* **Compito**: Restituisci alla lettera la parte del testo sulla Bioeconomia in Piemonte che comincia con "Riccardo Lanzo, vicepresidente" e prosegue fino a "Next Generation Ue.".

* **Testo fornito**:
--

BI24_2010/20_DALLA REGIONE PIEMONTE/1. Lanzo, Lega: “La Bioeconomia e l’Economia della Cura, pilastri della politica industriale piemontese”

Riccardo Lanzo, vicepresidente del gruppo Lega Salvini Piemonte e presidente della commissione Autonomia, indica nella Bioeconomia e nell’Economia della Cura due degli asset strategici sui quali elaborare una politica industriale innovativa, coesiva e solidale per il Piemonte del post pandemia grazie ai fondi Next Generation Ue.
“Il Piemonte si trova ad affrontare un’uscita dalla crisi molto complessa – ha ricordato il consigliere Lanzo nel corso del suo intervento – ma grazie al piano Next Generation Ue sarà possibile definire un nuovo modello economico e sociale capace di tenere insieme la creazione di ricchezza attraverso la competitività industriale con la tenuta sociale e occupazionale. Un’economia competitiva ma che sia anche più inclusiva e resiliente, che sappia abbracciare territori oggi soggetti a grandi progetti di deindustrializzazione e che sappia coinvolgere le reti del saper fare e dell’imprenditorialità sociale, sfruttando quell’importante serbatoio di competenze tecnologiche e digitali di cui la nostra Regione è ancora dotata. Ed è proprio un piano come il Next Generation Ue, che fissa i suoi pilastri fondamentali nel green new deal, nella digitalizzazione e nell’inclusione, a identificare nella Bioeconomia e nell’Economia della Cura due traiettorie di specializzazione per il futuro del nostro Piemonte.

--

* **Dati di analisi del layout del documento**:
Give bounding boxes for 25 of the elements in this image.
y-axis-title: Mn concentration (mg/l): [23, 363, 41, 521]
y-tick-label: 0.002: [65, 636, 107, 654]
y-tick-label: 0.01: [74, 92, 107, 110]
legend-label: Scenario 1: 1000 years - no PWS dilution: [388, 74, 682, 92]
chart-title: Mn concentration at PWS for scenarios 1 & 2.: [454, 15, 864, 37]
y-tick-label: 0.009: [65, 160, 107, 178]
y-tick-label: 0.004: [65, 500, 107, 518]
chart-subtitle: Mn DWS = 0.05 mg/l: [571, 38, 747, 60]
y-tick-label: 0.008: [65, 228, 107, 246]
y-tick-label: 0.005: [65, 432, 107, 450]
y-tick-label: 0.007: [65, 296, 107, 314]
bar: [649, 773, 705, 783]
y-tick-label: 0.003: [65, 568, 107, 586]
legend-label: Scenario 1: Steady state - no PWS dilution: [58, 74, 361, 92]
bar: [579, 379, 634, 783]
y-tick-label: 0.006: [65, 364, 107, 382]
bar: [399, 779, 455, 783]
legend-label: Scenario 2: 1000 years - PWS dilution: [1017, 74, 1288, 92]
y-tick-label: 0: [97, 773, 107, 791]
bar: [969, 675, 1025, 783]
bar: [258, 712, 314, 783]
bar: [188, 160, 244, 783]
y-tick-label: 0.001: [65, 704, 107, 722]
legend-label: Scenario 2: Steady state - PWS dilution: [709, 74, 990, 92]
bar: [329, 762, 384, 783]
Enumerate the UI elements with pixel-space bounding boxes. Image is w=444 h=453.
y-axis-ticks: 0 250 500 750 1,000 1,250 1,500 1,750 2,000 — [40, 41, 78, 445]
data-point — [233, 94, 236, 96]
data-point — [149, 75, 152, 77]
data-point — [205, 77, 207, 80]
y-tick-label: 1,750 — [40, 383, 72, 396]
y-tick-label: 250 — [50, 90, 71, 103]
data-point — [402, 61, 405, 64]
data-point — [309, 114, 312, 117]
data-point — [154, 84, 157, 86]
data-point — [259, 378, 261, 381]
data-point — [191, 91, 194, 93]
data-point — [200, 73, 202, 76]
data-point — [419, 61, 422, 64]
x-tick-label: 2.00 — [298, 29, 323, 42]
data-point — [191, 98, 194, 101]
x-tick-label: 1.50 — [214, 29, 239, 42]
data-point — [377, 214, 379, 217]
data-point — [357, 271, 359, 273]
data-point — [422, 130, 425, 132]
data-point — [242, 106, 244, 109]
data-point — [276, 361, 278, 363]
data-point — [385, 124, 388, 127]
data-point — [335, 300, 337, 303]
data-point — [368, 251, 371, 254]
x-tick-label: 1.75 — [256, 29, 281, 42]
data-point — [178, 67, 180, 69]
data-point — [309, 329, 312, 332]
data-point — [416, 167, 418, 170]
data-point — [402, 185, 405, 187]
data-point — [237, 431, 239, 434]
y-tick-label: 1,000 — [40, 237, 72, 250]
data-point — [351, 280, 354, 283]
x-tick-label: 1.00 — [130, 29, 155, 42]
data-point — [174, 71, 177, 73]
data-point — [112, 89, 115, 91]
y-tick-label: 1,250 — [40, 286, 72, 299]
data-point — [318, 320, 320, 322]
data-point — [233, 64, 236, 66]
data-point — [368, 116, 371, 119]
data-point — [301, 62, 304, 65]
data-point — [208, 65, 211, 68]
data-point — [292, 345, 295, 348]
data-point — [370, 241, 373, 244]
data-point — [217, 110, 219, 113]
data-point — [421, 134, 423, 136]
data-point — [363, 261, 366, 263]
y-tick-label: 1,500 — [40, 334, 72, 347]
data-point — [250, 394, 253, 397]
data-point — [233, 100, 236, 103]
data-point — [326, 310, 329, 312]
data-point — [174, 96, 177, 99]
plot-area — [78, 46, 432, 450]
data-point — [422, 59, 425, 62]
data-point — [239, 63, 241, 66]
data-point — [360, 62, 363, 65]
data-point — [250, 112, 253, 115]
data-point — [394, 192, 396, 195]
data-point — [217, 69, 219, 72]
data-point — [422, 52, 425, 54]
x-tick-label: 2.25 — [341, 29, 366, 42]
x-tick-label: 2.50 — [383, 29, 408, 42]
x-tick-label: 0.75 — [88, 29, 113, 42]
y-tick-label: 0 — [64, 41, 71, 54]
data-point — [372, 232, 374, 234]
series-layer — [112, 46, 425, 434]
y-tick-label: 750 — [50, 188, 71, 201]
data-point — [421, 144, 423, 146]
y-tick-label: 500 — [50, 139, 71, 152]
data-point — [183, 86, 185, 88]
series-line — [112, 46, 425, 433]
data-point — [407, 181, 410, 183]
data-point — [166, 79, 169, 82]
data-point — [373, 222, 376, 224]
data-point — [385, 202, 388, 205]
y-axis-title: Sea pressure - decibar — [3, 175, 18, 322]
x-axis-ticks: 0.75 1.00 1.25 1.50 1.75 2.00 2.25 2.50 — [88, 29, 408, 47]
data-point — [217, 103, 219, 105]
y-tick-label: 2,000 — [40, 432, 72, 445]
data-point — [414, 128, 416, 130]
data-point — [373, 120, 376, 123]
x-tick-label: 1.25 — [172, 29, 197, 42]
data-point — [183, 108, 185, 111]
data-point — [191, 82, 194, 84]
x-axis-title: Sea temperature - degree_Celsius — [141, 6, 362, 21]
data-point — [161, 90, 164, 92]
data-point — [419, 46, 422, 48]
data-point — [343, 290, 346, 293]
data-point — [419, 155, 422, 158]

--

* **Soluzione**:
Riccardo Lanzo, vicepresidente del gruppo Lega Salvini Piemonte e presidente della commissione Autonomia, indica nella Bioeconomia e nell’Economia della Cura due degli asset strategici sui quali elaborare una politica industriale innovativa, coesiva e solidale per il Piemonte del post pandemia grazie ai fondi Next Generation Ue.